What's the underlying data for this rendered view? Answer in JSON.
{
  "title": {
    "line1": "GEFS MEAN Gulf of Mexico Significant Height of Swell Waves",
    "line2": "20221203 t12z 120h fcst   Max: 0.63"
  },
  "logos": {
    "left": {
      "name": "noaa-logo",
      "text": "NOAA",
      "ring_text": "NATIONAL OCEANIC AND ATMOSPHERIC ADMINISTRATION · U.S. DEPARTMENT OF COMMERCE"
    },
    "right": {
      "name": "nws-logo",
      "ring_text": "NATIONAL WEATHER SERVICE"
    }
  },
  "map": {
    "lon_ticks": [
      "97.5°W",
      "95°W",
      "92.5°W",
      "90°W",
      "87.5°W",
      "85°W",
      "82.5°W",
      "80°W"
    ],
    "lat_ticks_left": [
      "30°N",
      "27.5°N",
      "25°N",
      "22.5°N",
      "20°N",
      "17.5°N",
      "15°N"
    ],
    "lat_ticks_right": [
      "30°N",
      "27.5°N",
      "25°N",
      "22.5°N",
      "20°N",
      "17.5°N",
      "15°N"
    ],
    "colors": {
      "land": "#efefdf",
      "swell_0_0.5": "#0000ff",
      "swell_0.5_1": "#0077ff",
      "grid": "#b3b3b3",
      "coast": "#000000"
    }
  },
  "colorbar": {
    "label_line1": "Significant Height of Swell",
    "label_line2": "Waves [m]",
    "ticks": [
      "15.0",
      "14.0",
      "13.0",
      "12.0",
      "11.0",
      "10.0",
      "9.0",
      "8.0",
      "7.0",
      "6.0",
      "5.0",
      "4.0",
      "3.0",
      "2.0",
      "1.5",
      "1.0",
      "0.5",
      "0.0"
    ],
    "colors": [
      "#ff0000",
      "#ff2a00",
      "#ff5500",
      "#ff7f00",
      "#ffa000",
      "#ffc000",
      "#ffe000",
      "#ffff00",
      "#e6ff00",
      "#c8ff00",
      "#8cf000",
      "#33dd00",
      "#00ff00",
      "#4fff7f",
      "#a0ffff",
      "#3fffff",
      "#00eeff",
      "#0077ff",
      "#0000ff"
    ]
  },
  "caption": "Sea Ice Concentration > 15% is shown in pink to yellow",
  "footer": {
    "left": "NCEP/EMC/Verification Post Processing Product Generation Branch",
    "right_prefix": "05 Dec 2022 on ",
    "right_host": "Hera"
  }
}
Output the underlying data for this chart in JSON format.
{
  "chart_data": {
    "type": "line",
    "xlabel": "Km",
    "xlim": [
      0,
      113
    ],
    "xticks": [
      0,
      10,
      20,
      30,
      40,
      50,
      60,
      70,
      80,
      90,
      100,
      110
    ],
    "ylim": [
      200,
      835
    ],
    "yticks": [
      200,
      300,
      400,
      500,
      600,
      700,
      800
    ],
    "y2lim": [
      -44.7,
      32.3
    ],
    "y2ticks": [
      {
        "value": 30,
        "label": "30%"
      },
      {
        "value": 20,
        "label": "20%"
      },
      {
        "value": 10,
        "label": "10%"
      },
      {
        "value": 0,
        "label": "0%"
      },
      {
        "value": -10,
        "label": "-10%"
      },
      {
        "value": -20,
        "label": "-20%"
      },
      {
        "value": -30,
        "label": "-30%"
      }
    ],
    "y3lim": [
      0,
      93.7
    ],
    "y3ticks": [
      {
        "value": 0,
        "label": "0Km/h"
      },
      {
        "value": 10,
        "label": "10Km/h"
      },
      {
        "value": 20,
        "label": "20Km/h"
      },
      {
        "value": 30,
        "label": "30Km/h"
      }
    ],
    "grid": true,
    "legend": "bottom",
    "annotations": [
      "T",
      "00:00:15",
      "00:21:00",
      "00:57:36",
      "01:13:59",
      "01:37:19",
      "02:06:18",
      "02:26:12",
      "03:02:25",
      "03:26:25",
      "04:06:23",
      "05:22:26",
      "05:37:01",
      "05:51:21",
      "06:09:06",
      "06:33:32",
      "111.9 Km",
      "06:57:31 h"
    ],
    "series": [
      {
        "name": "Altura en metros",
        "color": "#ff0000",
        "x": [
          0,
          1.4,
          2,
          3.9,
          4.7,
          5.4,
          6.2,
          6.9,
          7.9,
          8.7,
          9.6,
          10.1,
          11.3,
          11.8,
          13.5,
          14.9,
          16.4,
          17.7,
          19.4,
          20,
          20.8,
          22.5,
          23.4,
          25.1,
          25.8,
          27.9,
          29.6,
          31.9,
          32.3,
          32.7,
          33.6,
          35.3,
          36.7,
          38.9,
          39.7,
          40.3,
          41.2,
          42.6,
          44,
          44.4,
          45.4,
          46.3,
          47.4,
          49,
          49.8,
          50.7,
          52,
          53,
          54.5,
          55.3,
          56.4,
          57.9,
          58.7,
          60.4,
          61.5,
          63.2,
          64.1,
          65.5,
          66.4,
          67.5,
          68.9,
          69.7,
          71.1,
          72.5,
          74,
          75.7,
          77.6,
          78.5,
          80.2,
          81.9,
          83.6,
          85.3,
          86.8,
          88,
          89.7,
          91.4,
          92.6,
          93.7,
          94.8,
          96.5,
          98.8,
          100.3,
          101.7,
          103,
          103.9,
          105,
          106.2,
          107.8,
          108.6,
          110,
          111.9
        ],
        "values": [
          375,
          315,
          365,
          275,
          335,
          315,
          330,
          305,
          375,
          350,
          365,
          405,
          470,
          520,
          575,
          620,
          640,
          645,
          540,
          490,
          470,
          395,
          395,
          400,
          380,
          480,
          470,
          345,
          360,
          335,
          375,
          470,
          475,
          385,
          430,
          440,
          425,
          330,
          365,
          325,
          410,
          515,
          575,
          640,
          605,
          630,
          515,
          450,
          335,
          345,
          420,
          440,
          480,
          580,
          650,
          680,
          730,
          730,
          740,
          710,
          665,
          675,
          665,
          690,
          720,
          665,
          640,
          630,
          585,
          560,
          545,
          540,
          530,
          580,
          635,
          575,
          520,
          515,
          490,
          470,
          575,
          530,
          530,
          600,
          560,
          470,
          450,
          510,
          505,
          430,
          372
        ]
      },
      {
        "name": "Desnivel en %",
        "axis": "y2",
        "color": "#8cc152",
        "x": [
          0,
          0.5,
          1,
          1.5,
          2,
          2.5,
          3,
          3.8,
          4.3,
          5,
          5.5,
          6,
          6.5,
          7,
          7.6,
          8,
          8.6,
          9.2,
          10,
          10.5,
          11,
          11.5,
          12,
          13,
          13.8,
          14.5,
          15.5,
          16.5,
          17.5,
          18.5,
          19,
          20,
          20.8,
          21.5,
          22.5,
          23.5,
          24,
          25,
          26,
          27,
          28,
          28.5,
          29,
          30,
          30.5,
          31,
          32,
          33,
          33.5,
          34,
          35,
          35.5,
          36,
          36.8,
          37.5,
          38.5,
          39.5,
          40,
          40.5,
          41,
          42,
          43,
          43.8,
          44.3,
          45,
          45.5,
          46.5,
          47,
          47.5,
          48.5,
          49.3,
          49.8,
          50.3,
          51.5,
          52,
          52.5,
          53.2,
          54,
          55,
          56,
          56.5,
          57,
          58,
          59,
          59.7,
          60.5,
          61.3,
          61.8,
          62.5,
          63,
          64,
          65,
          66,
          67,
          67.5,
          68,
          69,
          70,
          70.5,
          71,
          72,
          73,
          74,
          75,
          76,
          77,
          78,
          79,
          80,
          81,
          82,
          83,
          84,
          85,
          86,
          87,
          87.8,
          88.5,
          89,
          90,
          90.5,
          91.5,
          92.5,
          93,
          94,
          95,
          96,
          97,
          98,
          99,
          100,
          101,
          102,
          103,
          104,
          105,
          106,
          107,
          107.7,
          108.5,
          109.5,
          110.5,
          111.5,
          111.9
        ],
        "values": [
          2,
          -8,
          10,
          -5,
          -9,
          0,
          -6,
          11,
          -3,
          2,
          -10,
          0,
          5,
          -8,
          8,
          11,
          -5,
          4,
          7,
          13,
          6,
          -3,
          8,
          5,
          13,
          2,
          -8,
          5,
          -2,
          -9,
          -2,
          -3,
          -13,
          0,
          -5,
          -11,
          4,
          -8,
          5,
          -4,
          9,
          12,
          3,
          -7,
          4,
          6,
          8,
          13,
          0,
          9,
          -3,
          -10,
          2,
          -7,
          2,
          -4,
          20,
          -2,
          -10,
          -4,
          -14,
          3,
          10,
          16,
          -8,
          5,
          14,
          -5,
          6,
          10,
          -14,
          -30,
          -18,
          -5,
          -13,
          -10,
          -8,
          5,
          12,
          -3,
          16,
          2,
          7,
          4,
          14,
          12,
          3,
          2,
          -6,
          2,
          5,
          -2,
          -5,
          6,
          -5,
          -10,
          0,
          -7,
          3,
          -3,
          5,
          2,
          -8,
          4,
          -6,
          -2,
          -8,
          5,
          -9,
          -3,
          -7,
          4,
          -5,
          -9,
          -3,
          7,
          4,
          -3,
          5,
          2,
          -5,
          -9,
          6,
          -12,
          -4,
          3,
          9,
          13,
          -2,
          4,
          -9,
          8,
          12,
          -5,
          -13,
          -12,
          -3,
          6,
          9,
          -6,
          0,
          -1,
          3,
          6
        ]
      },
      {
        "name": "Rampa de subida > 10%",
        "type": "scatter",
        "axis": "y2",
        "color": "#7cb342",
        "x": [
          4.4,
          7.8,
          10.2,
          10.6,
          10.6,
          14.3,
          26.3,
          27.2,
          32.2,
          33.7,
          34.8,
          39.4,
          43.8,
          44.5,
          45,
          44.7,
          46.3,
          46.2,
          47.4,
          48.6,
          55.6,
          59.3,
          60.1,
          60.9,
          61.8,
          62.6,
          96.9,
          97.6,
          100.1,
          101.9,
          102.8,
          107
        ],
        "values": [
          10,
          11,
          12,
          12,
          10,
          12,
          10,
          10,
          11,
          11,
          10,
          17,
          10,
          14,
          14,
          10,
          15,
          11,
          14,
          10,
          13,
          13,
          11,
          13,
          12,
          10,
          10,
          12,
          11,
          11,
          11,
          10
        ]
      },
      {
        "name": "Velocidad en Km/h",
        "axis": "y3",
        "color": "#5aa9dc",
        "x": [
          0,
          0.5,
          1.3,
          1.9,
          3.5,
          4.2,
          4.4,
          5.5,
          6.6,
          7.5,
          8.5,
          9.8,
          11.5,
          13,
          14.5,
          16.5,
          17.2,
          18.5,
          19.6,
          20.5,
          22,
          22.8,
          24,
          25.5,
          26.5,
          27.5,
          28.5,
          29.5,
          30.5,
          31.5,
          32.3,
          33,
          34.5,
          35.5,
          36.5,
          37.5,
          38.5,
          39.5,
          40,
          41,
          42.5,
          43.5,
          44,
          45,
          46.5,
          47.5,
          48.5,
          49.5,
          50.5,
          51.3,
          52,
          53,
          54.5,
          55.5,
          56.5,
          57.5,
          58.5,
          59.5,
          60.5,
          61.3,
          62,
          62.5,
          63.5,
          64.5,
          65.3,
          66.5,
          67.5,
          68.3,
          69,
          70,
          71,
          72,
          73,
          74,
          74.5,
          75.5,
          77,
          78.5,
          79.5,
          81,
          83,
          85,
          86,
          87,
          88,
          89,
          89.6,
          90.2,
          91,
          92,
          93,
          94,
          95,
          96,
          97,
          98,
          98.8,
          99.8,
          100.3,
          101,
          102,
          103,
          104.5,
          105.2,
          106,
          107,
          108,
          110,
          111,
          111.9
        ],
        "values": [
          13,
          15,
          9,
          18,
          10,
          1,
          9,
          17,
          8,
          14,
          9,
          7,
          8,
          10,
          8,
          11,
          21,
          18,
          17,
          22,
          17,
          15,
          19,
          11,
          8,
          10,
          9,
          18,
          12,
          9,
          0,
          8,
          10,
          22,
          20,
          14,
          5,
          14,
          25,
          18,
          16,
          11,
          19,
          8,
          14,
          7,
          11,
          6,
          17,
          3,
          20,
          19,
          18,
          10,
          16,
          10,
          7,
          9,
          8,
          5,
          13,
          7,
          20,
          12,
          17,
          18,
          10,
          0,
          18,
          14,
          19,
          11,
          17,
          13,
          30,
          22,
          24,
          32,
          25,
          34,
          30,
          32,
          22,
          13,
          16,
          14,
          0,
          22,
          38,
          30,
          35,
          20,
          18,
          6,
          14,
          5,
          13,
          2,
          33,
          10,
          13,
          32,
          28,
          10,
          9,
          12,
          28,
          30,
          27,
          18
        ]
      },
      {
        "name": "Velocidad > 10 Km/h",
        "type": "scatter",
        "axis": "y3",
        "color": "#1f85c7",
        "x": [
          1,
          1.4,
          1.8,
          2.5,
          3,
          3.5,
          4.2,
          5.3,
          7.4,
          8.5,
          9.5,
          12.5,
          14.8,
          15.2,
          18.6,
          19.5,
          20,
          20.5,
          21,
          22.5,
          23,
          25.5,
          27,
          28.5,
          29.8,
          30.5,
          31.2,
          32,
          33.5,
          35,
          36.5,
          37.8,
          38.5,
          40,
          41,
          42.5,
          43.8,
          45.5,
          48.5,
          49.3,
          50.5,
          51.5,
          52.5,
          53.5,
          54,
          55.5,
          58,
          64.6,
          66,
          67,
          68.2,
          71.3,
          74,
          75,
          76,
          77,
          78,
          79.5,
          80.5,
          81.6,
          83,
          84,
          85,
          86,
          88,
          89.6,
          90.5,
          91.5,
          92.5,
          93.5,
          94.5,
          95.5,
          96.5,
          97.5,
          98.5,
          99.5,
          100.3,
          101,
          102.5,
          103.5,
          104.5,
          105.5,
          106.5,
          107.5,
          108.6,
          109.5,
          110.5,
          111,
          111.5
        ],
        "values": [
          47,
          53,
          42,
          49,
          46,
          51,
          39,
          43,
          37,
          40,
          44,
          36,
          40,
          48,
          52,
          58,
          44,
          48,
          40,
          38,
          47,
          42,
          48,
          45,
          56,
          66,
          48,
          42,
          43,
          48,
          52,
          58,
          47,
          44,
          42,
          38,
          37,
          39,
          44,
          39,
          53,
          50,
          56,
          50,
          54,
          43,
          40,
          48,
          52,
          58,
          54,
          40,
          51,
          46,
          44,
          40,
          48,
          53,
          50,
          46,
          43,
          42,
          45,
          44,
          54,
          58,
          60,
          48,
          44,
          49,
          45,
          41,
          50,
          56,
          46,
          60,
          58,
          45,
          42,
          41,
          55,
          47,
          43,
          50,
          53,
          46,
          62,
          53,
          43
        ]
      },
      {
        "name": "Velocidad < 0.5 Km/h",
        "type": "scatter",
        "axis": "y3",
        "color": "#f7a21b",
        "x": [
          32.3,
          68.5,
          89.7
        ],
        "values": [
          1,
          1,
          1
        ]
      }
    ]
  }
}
☆ ☆ ☆
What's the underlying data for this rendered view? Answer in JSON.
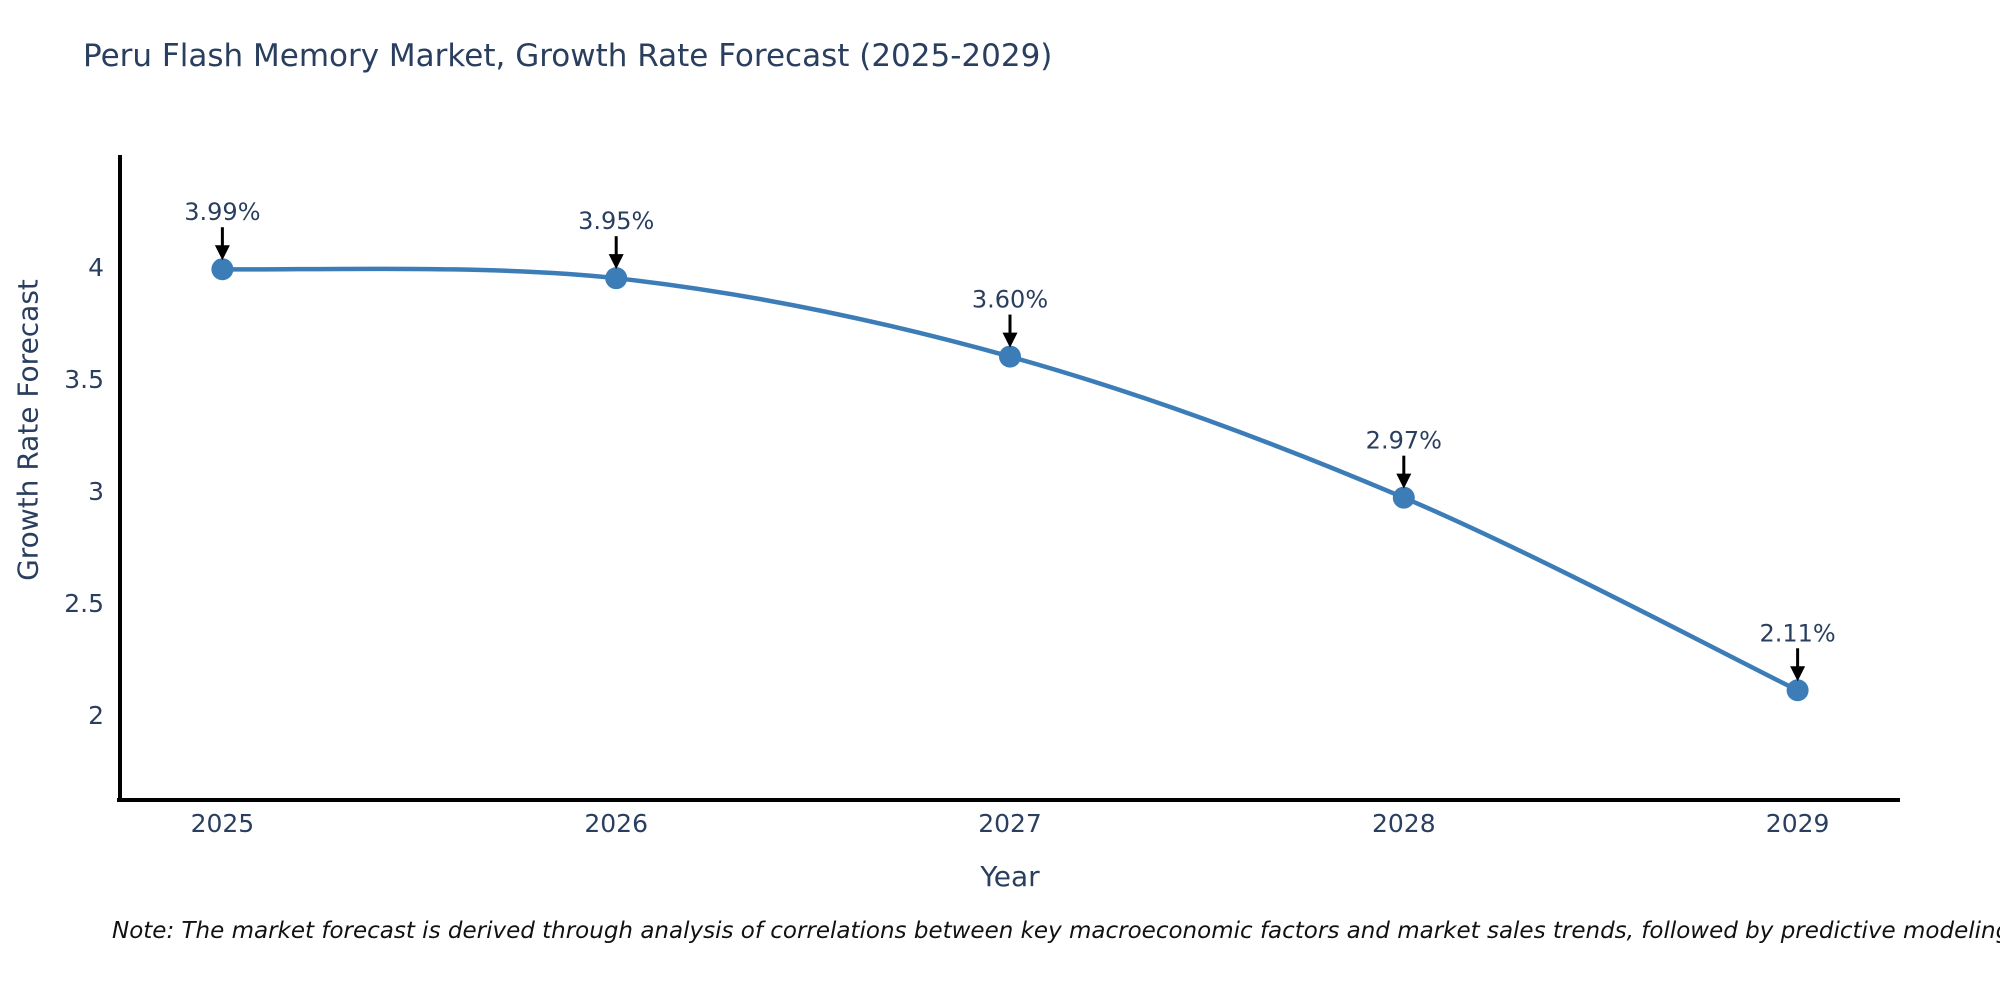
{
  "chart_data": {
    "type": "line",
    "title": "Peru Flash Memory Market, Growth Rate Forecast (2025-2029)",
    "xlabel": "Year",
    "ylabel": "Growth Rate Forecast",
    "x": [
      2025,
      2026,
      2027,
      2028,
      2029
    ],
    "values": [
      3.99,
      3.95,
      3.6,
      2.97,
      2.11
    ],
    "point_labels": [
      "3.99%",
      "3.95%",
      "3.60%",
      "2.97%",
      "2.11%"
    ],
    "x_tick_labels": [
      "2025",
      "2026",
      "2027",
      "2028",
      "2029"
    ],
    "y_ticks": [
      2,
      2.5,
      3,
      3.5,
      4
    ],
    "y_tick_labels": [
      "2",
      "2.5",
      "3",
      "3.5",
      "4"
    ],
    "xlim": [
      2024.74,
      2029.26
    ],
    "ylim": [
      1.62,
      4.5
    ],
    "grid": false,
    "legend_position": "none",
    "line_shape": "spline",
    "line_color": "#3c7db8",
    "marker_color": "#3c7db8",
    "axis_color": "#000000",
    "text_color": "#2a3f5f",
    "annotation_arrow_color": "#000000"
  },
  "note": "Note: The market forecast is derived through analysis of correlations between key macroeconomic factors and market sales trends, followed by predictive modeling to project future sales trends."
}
☆ ☆ ☆
#### [Exercise prompt]
Pull out all lines containing the word "Significant" from the entries above.

#### [Output of the exercise]
    "line1": "GEFS MEAN Gulf of Mexico Significant Height of Swell Waves",
    "label_line1": "Significant Height of Swell",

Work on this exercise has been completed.